◆ What this task involves: All records below must be retyped exactly.

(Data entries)
▽

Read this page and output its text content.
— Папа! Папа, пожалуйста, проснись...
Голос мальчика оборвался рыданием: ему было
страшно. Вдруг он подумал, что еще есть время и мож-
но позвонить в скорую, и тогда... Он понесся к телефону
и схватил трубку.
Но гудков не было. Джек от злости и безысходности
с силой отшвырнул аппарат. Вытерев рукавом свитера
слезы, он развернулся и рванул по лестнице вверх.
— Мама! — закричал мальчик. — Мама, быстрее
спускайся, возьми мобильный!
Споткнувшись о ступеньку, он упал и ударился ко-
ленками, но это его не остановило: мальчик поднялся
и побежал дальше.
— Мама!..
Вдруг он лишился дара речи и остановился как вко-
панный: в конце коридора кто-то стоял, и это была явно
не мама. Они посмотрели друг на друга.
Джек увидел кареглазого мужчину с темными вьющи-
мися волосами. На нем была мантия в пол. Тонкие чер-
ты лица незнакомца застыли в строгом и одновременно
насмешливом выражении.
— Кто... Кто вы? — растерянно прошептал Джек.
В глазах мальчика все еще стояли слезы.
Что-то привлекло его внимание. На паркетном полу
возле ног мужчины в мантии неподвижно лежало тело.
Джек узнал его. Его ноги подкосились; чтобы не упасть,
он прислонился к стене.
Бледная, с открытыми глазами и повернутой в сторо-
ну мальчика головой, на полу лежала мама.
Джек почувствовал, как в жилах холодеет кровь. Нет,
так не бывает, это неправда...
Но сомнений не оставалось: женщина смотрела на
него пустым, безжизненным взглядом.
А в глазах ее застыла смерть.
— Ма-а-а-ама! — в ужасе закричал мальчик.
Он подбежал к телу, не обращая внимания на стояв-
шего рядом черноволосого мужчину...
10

△

◆ Solution to this problem:
Read this page and output its text content.
— Папа! Папа, пожалуйста, проснись...
Голос мальчика оборвался рыданием: ему было
страшно. Вдруг он подумал, что еще есть время и мож-
но позвонить в скорую, и тогда... Он понесся к телефону
и схватил трубку.
Но гудков не было. Джек от злости и безысходности
с силой отшвырнул аппарат. Вытерев рукавом свитера
слезы, он развернулся и рванул по лестнице вверх.
— Мама! — закричал мальчик. — Мама, быстрее
спускайся, возьми мобильный!
Споткнувшись о ступеньку, он упал и ударился ко-
ленками, но это его не остановило: мальчик поднялся
и побежал дальше.
— Мама!..
Вдруг он лишился дара речи и остановился как вко-
панный: в конце коридора кто-то стоял, и это была явно
не мама. Они посмотрели друг на друга.
Джек увидел кареглазого мужчину с темными вьющи-
мися волосами. На нем была мантия в пол. Тонкие чер-
ты лица незнакомца застыли в строгом и одновременно
насмешливом выражении.
— Кто... Кто вы? — растерянно прошептал Джек.
В глазах мальчика все еще стояли слезы.
Что-то привлекло его внимание. На паркетном полу
возле ног мужчины в мантии неподвижно лежало тело.
Джек узнал его. Его ноги подкосились; чтобы не упасть,
он прислонился к стене.
Бледная, с открытыми глазами и повернутой в сторо-
ну мальчика головой, на полу лежала мама.
Джек почувствовал, как в жилах холодеет кровь. Нет,
так не бывает, это неправда...
Но сомнений не оставалось: женщина смотрела на
него пустым, безжизненным взглядом.
А в глазах ее застыла смерть.
— Ма-а-а-ама! — в ужасе закричал мальчик.
Он подбежал к телу, не обращая внимания на стояв-
шего рядом черноволосого мужчину...
10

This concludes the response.